- **MATERIAL FOR THIS TASK**:
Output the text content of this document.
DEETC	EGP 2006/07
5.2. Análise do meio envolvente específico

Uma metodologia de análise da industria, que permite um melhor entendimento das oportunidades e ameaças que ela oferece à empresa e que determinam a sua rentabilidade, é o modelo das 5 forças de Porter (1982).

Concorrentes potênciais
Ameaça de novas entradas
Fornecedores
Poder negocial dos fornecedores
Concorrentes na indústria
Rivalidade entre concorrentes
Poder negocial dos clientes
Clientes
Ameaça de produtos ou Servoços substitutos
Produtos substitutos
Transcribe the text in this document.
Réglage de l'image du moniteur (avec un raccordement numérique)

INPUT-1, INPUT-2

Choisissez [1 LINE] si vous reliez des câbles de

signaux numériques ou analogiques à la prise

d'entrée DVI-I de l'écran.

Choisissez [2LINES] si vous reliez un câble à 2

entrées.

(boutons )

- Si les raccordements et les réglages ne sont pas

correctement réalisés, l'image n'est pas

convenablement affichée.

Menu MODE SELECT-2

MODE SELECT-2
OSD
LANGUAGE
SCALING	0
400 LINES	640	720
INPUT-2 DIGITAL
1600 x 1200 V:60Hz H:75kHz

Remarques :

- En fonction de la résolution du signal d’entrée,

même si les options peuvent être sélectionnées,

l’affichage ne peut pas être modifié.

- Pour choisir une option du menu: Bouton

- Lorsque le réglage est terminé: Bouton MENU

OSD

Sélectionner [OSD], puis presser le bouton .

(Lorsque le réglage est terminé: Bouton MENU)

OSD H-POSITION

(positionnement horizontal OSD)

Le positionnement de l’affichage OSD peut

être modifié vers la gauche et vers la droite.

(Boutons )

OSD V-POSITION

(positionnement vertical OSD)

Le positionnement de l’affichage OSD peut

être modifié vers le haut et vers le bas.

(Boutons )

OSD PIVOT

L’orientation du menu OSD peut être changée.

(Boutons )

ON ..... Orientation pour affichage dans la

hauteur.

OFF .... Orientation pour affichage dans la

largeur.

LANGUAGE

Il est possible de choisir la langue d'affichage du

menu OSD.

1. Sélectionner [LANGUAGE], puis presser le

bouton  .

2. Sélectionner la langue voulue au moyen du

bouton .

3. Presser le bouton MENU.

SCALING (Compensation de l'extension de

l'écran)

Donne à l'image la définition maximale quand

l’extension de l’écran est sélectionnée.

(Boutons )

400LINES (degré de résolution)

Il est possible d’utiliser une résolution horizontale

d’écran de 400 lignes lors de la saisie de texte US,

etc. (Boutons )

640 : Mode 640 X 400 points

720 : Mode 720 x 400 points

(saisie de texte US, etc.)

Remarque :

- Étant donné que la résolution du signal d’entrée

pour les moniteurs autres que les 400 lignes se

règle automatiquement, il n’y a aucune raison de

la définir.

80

- **EXERCISE DETAILS**:
Reproduce the records above exactly.

- **RESPONSE TO THE TASK**:
Output the text content of this document.
DEETC	EGP 2006/07
5.2. Análise do meio envolvente específico

Uma metodologia de análise da industria, que permite um melhor entendimento das oportunidades e ameaças que ela oferece à empresa e que determinam a sua rentabilidade, é o modelo das 5 forças de Porter (1982).

Concorrentes potênciais
Ameaça de novas entradas
Fornecedores
Poder negocial dos fornecedores
Concorrentes na indústria
Rivalidade entre concorrentes
Poder negocial dos clientes
Clientes
Ameaça de produtos ou Servoços substitutos
Produtos substitutos
Transcribe the text in this document.
Réglage de l'image du moniteur (avec un raccordement numérique)

INPUT-1, INPUT-2

Choisissez [1 LINE] si vous reliez des câbles de

signaux numériques ou analogiques à la prise

d'entrée DVI-I de l'écran.

Choisissez [2LINES] si vous reliez un câble à 2

entrées.

(boutons )

- Si les raccordements et les réglages ne sont pas

correctement réalisés, l'image n'est pas

convenablement affichée.

Menu MODE SELECT-2

MODE SELECT-2
OSD
LANGUAGE
SCALING	0
400 LINES	640	720
INPUT-2 DIGITAL
1600 x 1200 V:60Hz H:75kHz

Remarques :

- En fonction de la résolution du signal d’entrée,

même si les options peuvent être sélectionnées,

l’affichage ne peut pas être modifié.

- Pour choisir une option du menu: Bouton

- Lorsque le réglage est terminé: Bouton MENU

OSD

Sélectionner [OSD], puis presser le bouton .

(Lorsque le réglage est terminé: Bouton MENU)

OSD H-POSITION

(positionnement horizontal OSD)

Le positionnement de l’affichage OSD peut

être modifié vers la gauche et vers la droite.

(Boutons )

OSD V-POSITION

(positionnement vertical OSD)

Le positionnement de l’affichage OSD peut

être modifié vers le haut et vers le bas.

(Boutons )

OSD PIVOT

L’orientation du menu OSD peut être changée.

(Boutons )

ON ..... Orientation pour affichage dans la

hauteur.

OFF .... Orientation pour affichage dans la

largeur.

LANGUAGE

Il est possible de choisir la langue d'affichage du

menu OSD.

1. Sélectionner [LANGUAGE], puis presser le

bouton  .

2. Sélectionner la langue voulue au moyen du

bouton .

3. Presser le bouton MENU.

SCALING (Compensation de l'extension de

l'écran)

Donne à l'image la définition maximale quand

l’extension de l’écran est sélectionnée.

(Boutons )

400LINES (degré de résolution)

Il est possible d’utiliser une résolution horizontale

d’écran de 400 lignes lors de la saisie de texte US,

etc. (Boutons )

640 : Mode 640 X 400 points

720 : Mode 720 x 400 points

(saisie de texte US, etc.)

Remarque :

- Étant donné que la résolution du signal d’entrée

pour les moniteurs autres que les 400 lignes se

règle automatiquement, il n’y a aucune raison de

la définir.

80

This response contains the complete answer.